→ Aim of the exercise
Quote the records that follow in full and exactly; leave out the pictures.

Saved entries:
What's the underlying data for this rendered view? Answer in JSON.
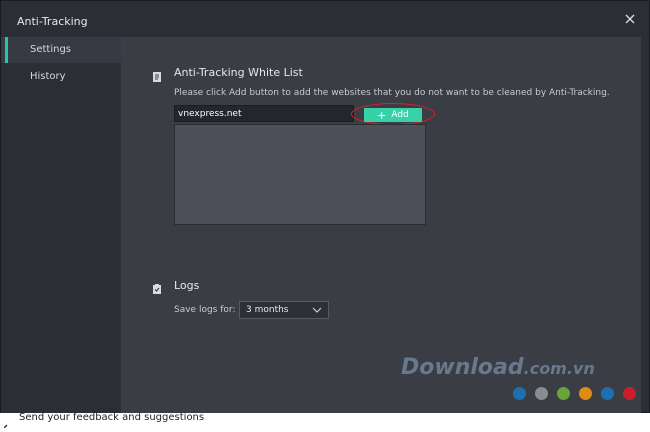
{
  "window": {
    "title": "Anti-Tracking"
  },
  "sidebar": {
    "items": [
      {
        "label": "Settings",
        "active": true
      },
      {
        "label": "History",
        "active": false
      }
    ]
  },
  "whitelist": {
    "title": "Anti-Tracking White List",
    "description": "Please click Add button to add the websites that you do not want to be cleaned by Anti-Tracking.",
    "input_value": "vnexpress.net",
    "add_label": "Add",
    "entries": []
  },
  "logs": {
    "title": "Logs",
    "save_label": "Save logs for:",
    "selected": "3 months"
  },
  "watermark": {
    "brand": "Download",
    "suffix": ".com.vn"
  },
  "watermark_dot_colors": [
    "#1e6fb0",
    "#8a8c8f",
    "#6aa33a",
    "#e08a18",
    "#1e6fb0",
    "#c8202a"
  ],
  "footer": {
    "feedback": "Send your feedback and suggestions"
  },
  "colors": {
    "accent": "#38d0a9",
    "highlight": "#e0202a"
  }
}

→ Expected answer
What's the underlying data for this rendered view? Answer in JSON.
{
  "window": {
    "title": "Anti-Tracking"
  },
  "sidebar": {
    "items": [
      {
        "label": "Settings",
        "active": true
      },
      {
        "label": "History",
        "active": false
      }
    ]
  },
  "whitelist": {
    "title": "Anti-Tracking White List",
    "description": "Please click Add button to add the websites that you do not want to be cleaned by Anti-Tracking.",
    "input_value": "vnexpress.net",
    "add_label": "Add",
    "entries": []
  },
  "logs": {
    "title": "Logs",
    "save_label": "Save logs for:",
    "selected": "3 months"
  },
  "watermark": {
    "brand": "Download",
    "suffix": ".com.vn"
  },
  "watermark_dot_colors": [
    "#1e6fb0",
    "#8a8c8f",
    "#6aa33a",
    "#e08a18",
    "#1e6fb0",
    "#c8202a"
  ],
  "footer": {
    "feedback": "Send your feedback and suggestions"
  },
  "colors": {
    "accent": "#38d0a9",
    "highlight": "#e0202a"
  }
}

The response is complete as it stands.